● Supplied data:
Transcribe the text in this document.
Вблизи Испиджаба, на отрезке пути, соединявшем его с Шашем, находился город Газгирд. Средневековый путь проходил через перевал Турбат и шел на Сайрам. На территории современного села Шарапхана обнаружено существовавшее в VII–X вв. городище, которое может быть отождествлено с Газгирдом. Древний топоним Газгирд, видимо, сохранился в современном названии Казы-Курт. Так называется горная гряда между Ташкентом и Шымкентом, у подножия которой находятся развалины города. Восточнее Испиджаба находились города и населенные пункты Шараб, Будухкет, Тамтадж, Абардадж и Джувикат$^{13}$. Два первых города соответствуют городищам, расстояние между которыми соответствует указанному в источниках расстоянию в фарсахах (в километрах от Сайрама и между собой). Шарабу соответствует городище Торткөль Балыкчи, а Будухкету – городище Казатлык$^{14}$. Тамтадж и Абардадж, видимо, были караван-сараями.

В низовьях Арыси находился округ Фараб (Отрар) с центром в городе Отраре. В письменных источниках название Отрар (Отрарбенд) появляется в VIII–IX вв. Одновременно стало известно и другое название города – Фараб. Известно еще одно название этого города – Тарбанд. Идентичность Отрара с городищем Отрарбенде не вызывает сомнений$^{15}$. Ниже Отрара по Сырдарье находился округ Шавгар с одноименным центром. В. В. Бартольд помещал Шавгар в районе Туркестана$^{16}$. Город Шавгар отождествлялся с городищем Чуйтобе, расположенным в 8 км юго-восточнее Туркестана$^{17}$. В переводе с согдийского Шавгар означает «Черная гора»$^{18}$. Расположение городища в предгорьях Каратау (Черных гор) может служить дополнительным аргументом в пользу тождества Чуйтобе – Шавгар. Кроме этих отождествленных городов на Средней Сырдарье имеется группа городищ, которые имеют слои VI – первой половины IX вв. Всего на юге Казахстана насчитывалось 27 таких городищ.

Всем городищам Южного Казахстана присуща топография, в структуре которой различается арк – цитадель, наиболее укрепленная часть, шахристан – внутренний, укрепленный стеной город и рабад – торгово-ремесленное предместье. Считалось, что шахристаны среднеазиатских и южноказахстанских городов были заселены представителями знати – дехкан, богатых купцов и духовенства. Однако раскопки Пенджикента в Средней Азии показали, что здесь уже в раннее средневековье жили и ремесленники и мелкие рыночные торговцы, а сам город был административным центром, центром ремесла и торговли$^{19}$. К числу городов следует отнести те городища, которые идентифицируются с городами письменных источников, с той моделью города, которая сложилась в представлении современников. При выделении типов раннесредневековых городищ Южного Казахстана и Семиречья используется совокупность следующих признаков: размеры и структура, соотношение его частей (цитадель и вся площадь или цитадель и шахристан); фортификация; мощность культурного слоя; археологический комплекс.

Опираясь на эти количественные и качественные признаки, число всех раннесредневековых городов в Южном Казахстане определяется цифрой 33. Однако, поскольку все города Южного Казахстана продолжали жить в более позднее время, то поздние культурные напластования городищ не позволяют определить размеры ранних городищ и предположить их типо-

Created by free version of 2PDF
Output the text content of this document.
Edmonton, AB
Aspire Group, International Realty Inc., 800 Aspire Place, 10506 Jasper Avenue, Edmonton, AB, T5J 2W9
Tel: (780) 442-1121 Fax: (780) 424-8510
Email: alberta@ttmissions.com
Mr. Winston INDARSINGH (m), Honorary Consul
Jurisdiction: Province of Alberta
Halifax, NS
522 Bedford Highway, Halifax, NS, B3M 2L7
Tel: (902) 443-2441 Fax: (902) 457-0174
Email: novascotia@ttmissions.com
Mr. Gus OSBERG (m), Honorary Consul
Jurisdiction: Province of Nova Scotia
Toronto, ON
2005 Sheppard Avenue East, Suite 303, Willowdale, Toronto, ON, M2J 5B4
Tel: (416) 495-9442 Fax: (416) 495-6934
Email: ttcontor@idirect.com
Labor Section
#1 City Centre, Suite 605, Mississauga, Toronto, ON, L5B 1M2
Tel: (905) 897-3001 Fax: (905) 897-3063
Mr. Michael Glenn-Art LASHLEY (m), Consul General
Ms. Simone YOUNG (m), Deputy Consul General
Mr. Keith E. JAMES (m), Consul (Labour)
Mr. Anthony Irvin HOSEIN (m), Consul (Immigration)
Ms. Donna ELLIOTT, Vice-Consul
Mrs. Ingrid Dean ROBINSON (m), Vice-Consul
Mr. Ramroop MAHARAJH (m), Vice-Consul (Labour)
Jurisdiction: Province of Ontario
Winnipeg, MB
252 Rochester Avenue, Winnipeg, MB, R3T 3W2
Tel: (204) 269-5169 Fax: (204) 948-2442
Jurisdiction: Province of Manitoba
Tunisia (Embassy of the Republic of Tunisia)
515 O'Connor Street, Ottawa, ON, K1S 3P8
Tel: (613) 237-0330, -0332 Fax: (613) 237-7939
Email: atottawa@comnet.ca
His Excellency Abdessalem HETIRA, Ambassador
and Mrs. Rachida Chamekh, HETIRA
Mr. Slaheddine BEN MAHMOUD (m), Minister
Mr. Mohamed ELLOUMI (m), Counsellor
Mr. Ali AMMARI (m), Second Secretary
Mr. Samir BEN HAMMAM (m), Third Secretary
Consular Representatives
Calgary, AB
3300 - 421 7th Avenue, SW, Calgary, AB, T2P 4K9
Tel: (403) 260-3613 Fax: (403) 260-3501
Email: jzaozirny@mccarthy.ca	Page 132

● Exercise brief: Give back the whole listing, word for word.

● Response to the exercise:
Transcribe the text in this document.
Вблизи Испиджаба, на отрезке пути, соединявшем его с Шашем, находился город Газгирд. Средневековый путь проходил через перевал Турбат и шел на Сайрам. На территории современного села Шарапхана обнаружено существовавшее в VII–X вв. городище, которое может быть отождествлено с Газгирдом. Древний топоним Газгирд, видимо, сохранился в современном названии Казы-Курт. Так называется горная гряда между Ташкентом и Шымкентом, у подножия которой находятся развалины города. Восточнее Испиджаба находились города и населенные пункты Шараб, Будухкет, Тамтадж, Абардадж и Джувикат$^{13}$. Два первых города соответствуют городищам, расстояние между которыми соответствует указанному в источниках расстоянию в фарсахах (в километрах от Сайрама и между собой). Шарабу соответствует городище Торткөль Балыкчи, а Будухкету – городище Казатлык$^{14}$. Тамтадж и Абардадж, видимо, были караван-сараями.

В низовьях Арыси находился округ Фараб (Отрар) с центром в городе Отраре. В письменных источниках название Отрар (Отрарбенд) появляется в VIII–IX вв. Одновременно стало известно и другое название города – Фараб. Известно еще одно название этого города – Тарбанд. Идентичность Отрара с городищем Отрарбенде не вызывает сомнений$^{15}$. Ниже Отрара по Сырдарье находился округ Шавгар с одноименным центром. В. В. Бартольд помещал Шавгар в районе Туркестана$^{16}$. Город Шавгар отождествлялся с городищем Чуйтобе, расположенным в 8 км юго-восточнее Туркестана$^{17}$. В переводе с согдийского Шавгар означает «Черная гора»$^{18}$. Расположение городища в предгорьях Каратау (Черных гор) может служить дополнительным аргументом в пользу тождества Чуйтобе – Шавгар. Кроме этих отождествленных городов на Средней Сырдарье имеется группа городищ, которые имеют слои VI – первой половины IX вв. Всего на юге Казахстана насчитывалось 27 таких городищ.

Всем городищам Южного Казахстана присуща топография, в структуре которой различается арк – цитадель, наиболее укрепленная часть, шахристан – внутренний, укрепленный стеной город и рабад – торгово-ремесленное предместье. Считалось, что шахристаны среднеазиатских и южноказахстанских городов были заселены представителями знати – дехкан, богатых купцов и духовенства. Однако раскопки Пенджикента в Средней Азии показали, что здесь уже в раннее средневековье жили и ремесленники и мелкие рыночные торговцы, а сам город был административным центром, центром ремесла и торговли$^{19}$. К числу городов следует отнести те городища, которые идентифицируются с городами письменных источников, с той моделью города, которая сложилась в представлении современников. При выделении типов раннесредневековых городищ Южного Казахстана и Семиречья используется совокупность следующих признаков: размеры и структура, соотношение его частей (цитадель и вся площадь или цитадель и шахристан); фортификация; мощность культурного слоя; археологический комплекс.

Опираясь на эти количественные и качественные признаки, число всех раннесредневековых городов в Южном Казахстане определяется цифрой 33. Однако, поскольку все города Южного Казахстана продолжали жить в более позднее время, то поздние культурные напластования городищ не позволяют определить размеры ранних городищ и предположить их типо-

Created by free version of 2PDF
Output the text content of this document.
Edmonton, AB
Aspire Group, International Realty Inc., 800 Aspire Place, 10506 Jasper Avenue, Edmonton, AB, T5J 2W9
Tel: (780) 442-1121 Fax: (780) 424-8510
Email: alberta@ttmissions.com
Mr. Winston INDARSINGH (m), Honorary Consul
Jurisdiction: Province of Alberta
Halifax, NS
522 Bedford Highway, Halifax, NS, B3M 2L7
Tel: (902) 443-2441 Fax: (902) 457-0174
Email: novascotia@ttmissions.com
Mr. Gus OSBERG (m), Honorary Consul
Jurisdiction: Province of Nova Scotia
Toronto, ON
2005 Sheppard Avenue East, Suite 303, Willowdale, Toronto, ON, M2J 5B4
Tel: (416) 495-9442 Fax: (416) 495-6934
Email: ttcontor@idirect.com
Labor Section
#1 City Centre, Suite 605, Mississauga, Toronto, ON, L5B 1M2
Tel: (905) 897-3001 Fax: (905) 897-3063
Mr. Michael Glenn-Art LASHLEY (m), Consul General
Ms. Simone YOUNG (m), Deputy Consul General
Mr. Keith E. JAMES (m), Consul (Labour)
Mr. Anthony Irvin HOSEIN (m), Consul (Immigration)
Ms. Donna ELLIOTT, Vice-Consul
Mrs. Ingrid Dean ROBINSON (m), Vice-Consul
Mr. Ramroop MAHARAJH (m), Vice-Consul (Labour)
Jurisdiction: Province of Ontario
Winnipeg, MB
252 Rochester Avenue, Winnipeg, MB, R3T 3W2
Tel: (204) 269-5169 Fax: (204) 948-2442
Jurisdiction: Province of Manitoba
Tunisia (Embassy of the Republic of Tunisia)
515 O'Connor Street, Ottawa, ON, K1S 3P8
Tel: (613) 237-0330, -0332 Fax: (613) 237-7939
Email: atottawa@comnet.ca
His Excellency Abdessalem HETIRA, Ambassador
and Mrs. Rachida Chamekh, HETIRA
Mr. Slaheddine BEN MAHMOUD (m), Minister
Mr. Mohamed ELLOUMI (m), Counsellor
Mr. Ali AMMARI (m), Second Secretary
Mr. Samir BEN HAMMAM (m), Third Secretary
Consular Representatives
Calgary, AB
3300 - 421 7th Avenue, SW, Calgary, AB, T2P 4K9
Tel: (403) 260-3613 Fax: (403) 260-3501
Email: jzaozirny@mccarthy.ca	Page 132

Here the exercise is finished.